Find each line containing the string "thực" and return it.

-------- THE INPUT --------

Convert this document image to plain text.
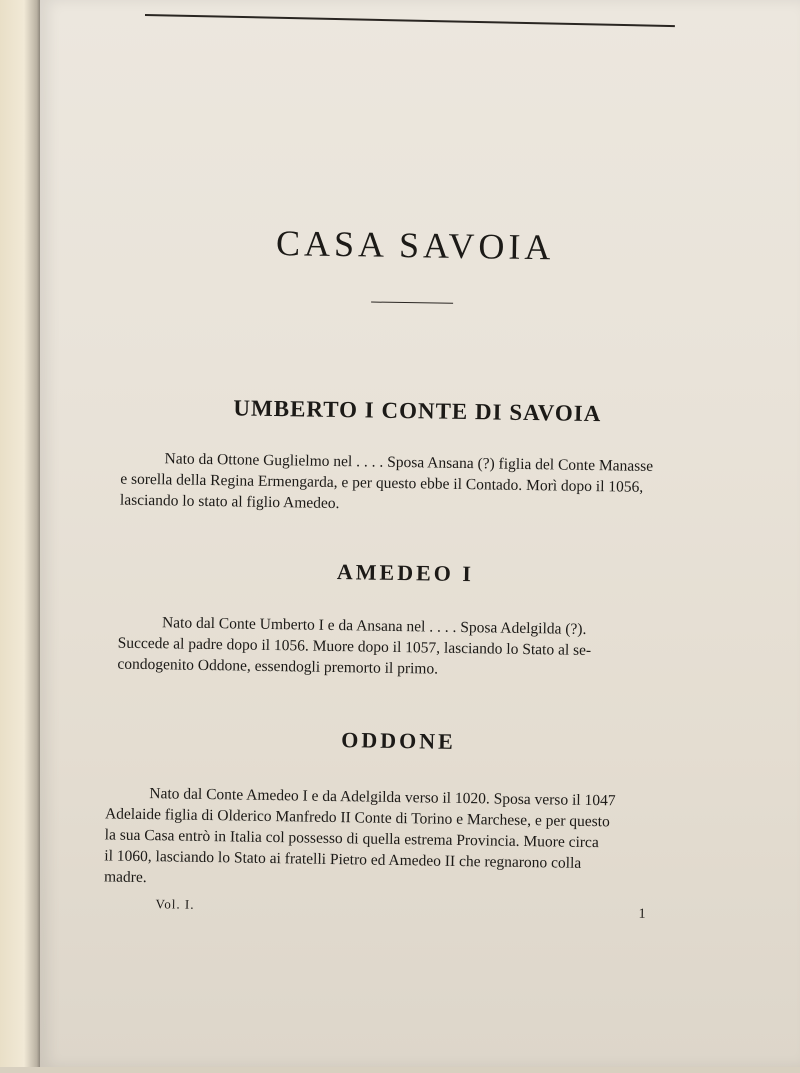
CASA SAVOIA
UMBERTO I CONTE DI SAVOIA
Nato da Ottone Guglielmo nel . . . . Sposa Ansana (?) figlia del Conte Manasse
e sorella della Regina Ermengarda, e per questo ebbe il Contado. Morì dopo il 1056,
lasciando lo stato al figlio Amedeo.
AMEDEO I
Nato dal Conte Umberto I e da Ansana nel . . . . Sposa Adelgilda (?).
Succede al padre dopo il 1056. Muore dopo il 1057, lasciando lo Stato al se-
condogenito Oddone, essendogli premorto il primo.
ODDONE
Nato dal Conte Amedeo I e da Adelgilda verso il 1020. Sposa verso il 1047
Adelaide figlia di Olderico Manfredo II Conte di Torino e Marchese, e per questo
la sua Casa entrò in Italia col possesso di quella estrema Provincia. Muore circa
il 1060, lasciando lo Stato ai fratelli Pietro ed Amedeo II che regnarono colla
madre.
Vol. I.
1
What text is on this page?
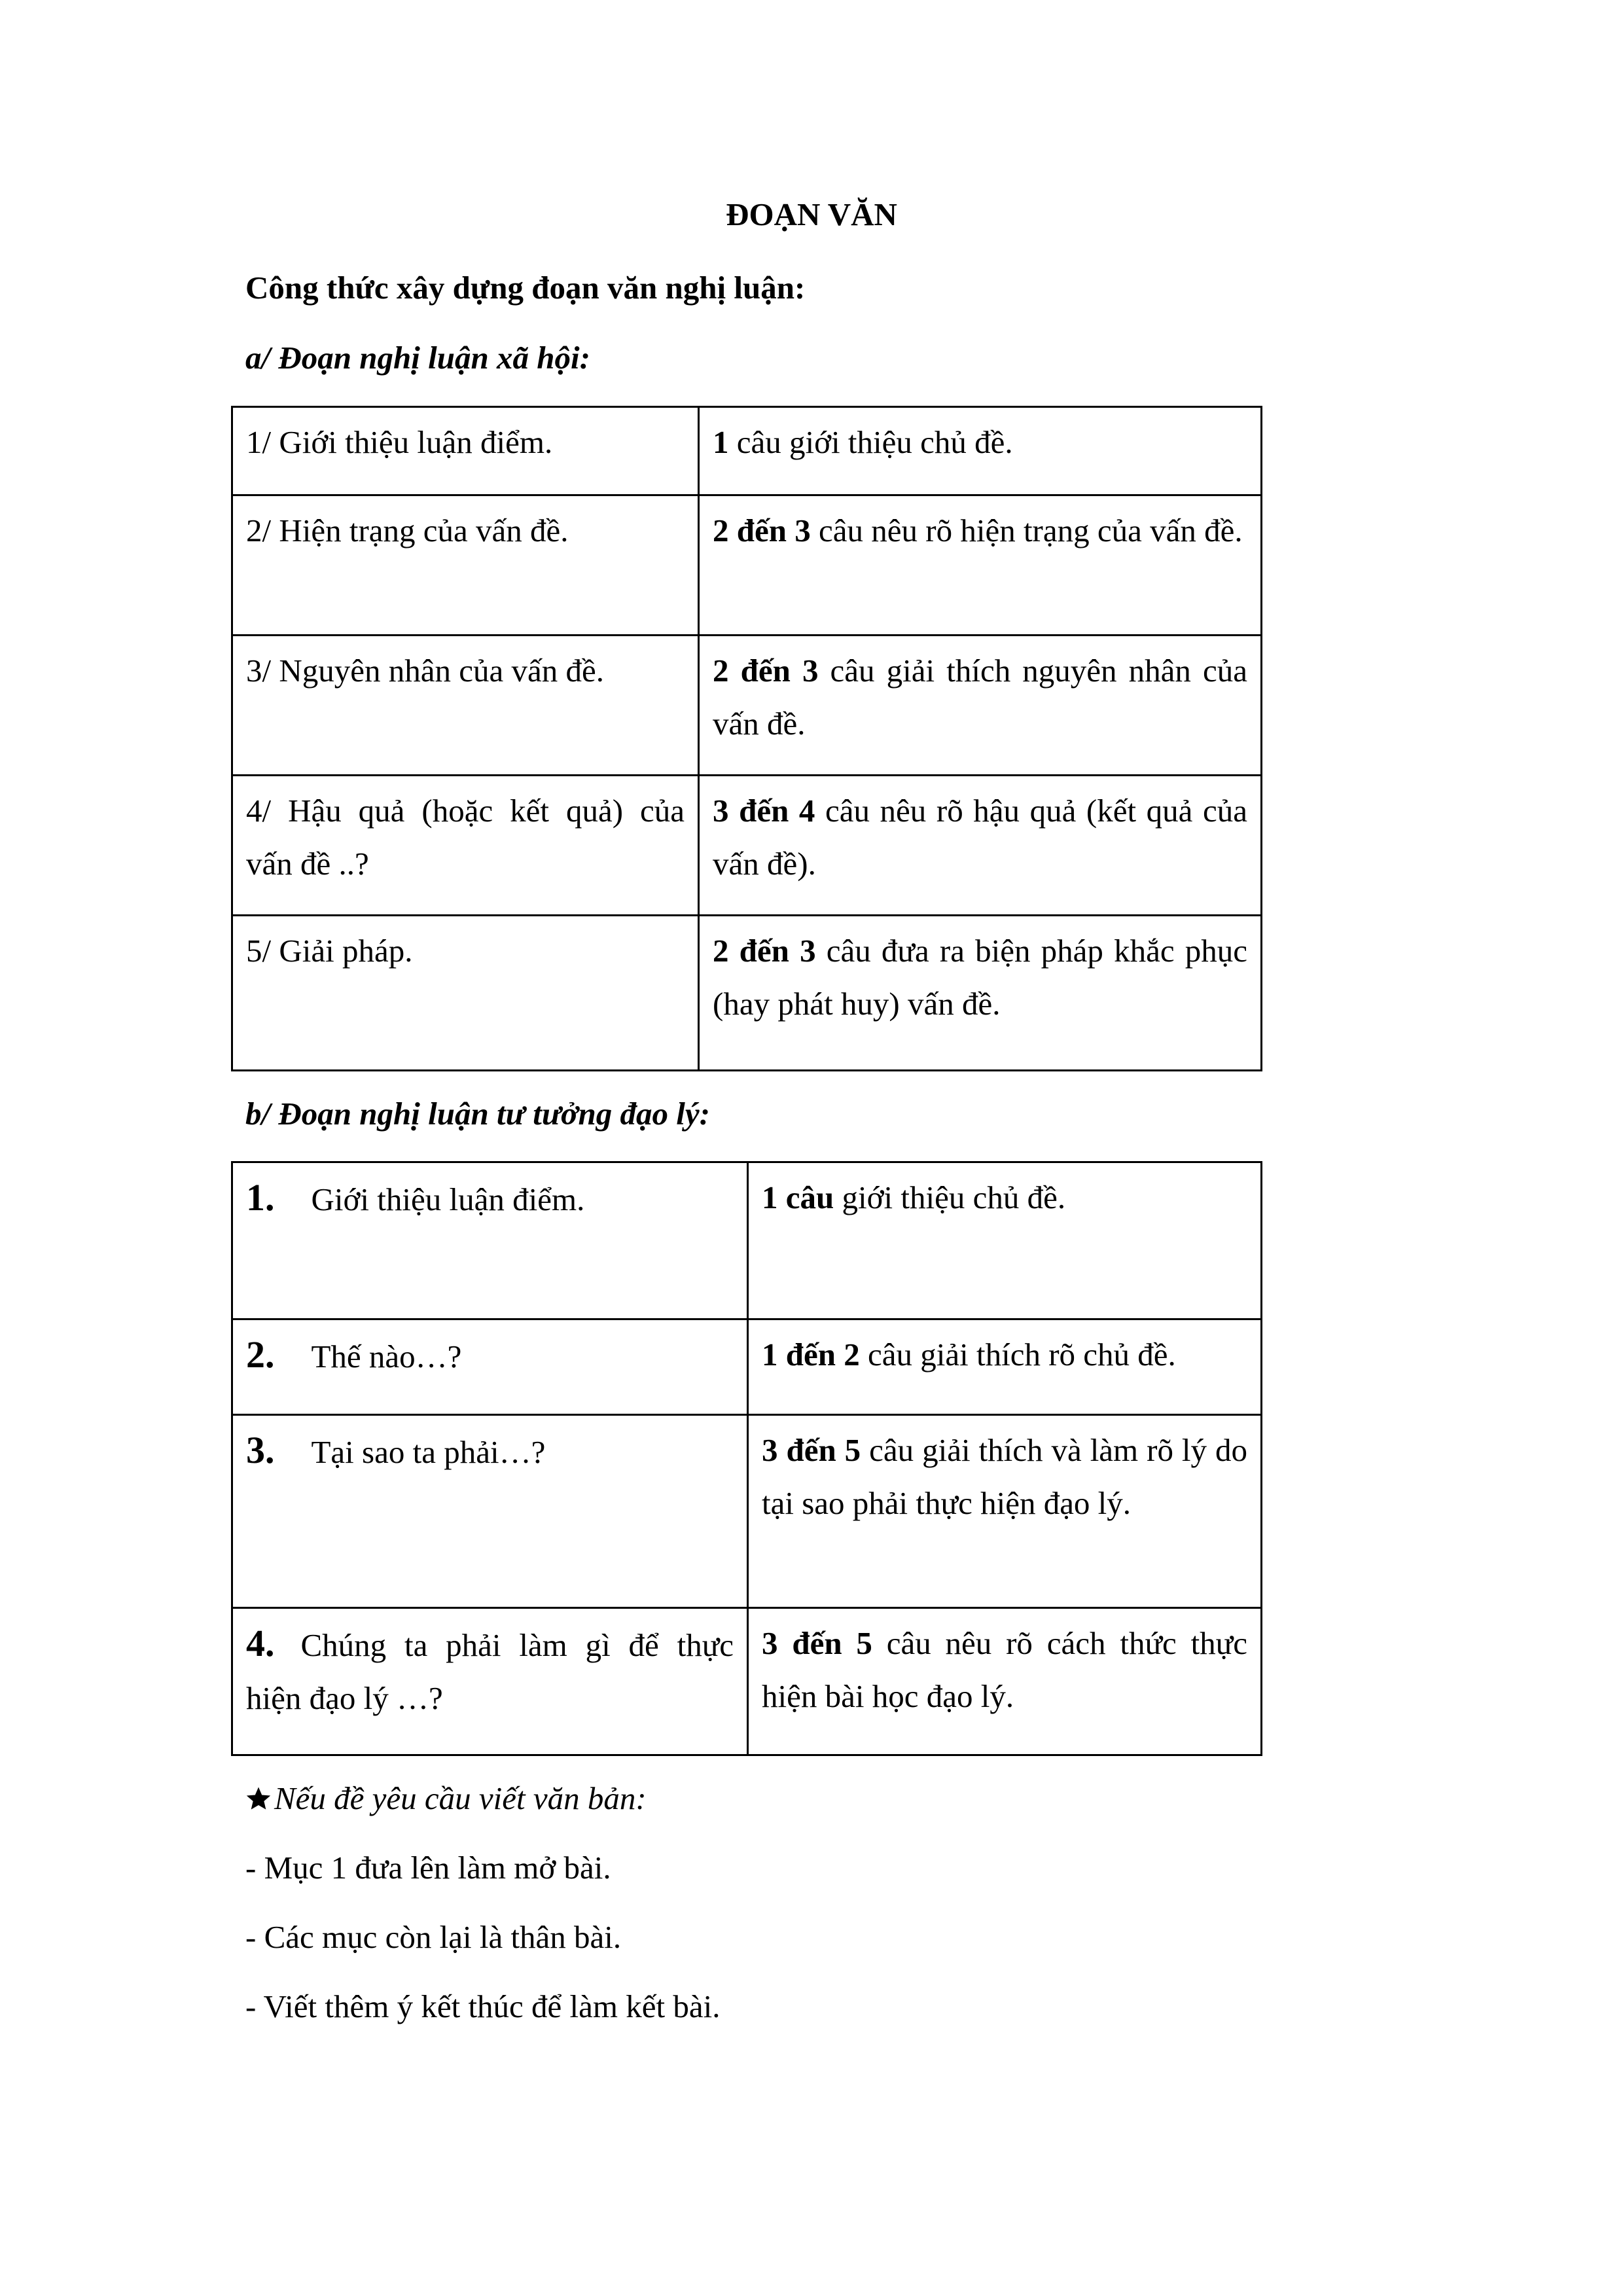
ĐOẠN VĂN
Công thức xây dựng đoạn văn nghị luận:
a/ Đoạn nghị luận xã hội:
1/ Giới thiệu luận điểm.	1 câu giới thiệu chủ đề.
2/ Hiện trạng của vấn đề.	2 đến 3 câu nêu rõ hiện trạng của vấn đề.
3/ Nguyên nhân của vấn đề.	2 đến 3 câu giải thích nguyên nhân của vấn đề.
4/ Hậu quả (hoặc kết quả) của vấn đề ..?	3 đến 4 câu nêu rõ hậu quả (kết quả của vấn đề).
5/ Giải pháp.	2 đến 3 câu đưa ra biện pháp khắc phục (hay phát huy) vấn đề.
b/ Đoạn nghị luận tư tưởng đạo lý:
1. Giới thiệu luận điểm.	1 câu giới thiệu chủ đề.
2. Thế nào…?	1 đến 2 câu giải thích rõ chủ đề.
3. Tại sao ta phải…?	3 đến 5 câu giải thích và làm rõ lý do tại sao phải thực hiện đạo lý.
4. Chúng ta phải làm gì để thực hiện đạo lý …?	3 đến 5 câu nêu rõ cách thức thực hiện bài học đạo lý.
Nếu đề yêu cầu viết văn bản:
- Mục 1 đưa lên làm mở bài.
- Các mục còn lại là thân bài.
- Viết thêm ý kết thúc để làm kết bài.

--------

● EXERCISE ANSWER:
3. Tại sao ta phải…?	3 đến 5 câu giải thích và làm rõ lý do tại sao phải thực hiện đạo lý.
4. Chúng ta phải làm gì để thực hiện đạo lý …?	3 đến 5 câu nêu rõ cách thức thực hiện bài học đạo lý.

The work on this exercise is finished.